* RECORDS PROVIDED:
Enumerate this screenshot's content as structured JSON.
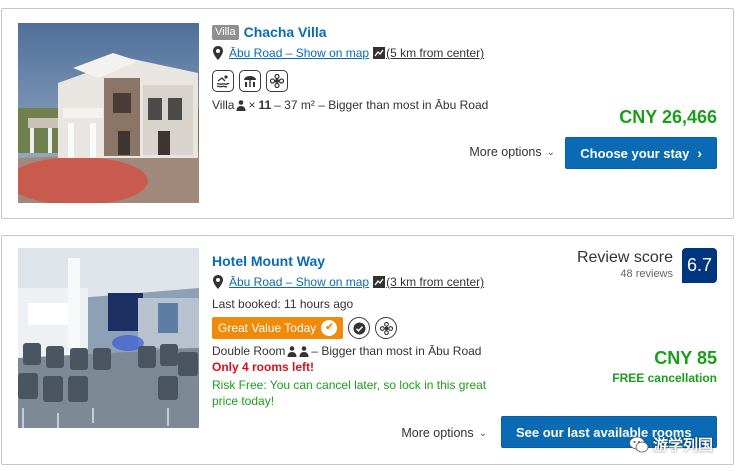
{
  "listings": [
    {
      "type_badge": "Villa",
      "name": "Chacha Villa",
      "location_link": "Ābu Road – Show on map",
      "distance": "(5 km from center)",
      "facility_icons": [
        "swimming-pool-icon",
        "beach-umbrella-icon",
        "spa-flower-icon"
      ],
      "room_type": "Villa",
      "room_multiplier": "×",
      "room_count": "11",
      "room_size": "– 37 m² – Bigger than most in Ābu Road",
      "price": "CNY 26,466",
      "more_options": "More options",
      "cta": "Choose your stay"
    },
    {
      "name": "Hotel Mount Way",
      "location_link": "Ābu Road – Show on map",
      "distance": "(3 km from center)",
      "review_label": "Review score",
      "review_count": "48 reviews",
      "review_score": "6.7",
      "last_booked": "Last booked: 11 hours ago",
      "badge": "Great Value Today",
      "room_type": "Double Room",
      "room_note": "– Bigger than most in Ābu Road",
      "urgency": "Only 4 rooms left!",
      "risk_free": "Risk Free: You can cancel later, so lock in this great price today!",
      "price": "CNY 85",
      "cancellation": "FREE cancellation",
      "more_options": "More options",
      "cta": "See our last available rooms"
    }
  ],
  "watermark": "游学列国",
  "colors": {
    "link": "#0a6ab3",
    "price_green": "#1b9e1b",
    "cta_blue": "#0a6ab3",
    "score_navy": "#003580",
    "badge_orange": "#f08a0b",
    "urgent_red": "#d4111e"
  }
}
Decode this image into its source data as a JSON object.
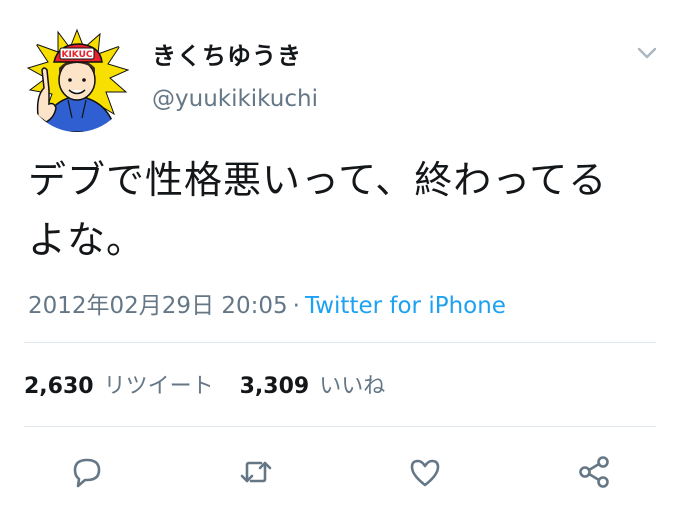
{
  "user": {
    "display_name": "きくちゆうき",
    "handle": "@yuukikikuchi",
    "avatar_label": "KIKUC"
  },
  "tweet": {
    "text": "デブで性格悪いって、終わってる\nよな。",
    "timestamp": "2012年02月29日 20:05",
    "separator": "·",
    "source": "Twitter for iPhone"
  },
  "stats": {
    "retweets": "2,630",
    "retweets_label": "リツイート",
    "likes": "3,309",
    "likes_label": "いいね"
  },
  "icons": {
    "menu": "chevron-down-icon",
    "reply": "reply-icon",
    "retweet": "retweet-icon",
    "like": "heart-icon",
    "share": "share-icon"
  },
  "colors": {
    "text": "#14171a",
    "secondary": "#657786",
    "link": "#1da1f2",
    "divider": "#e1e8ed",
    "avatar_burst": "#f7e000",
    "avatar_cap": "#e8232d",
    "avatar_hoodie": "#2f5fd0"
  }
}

* WORK REQUIRED: Scan the listing above and copy all lines containing the word "JSON".

* FULL OUTPUT:
Enumerate this screenshot's content as structured JSON.
Decode this image into its source data as a JSON object.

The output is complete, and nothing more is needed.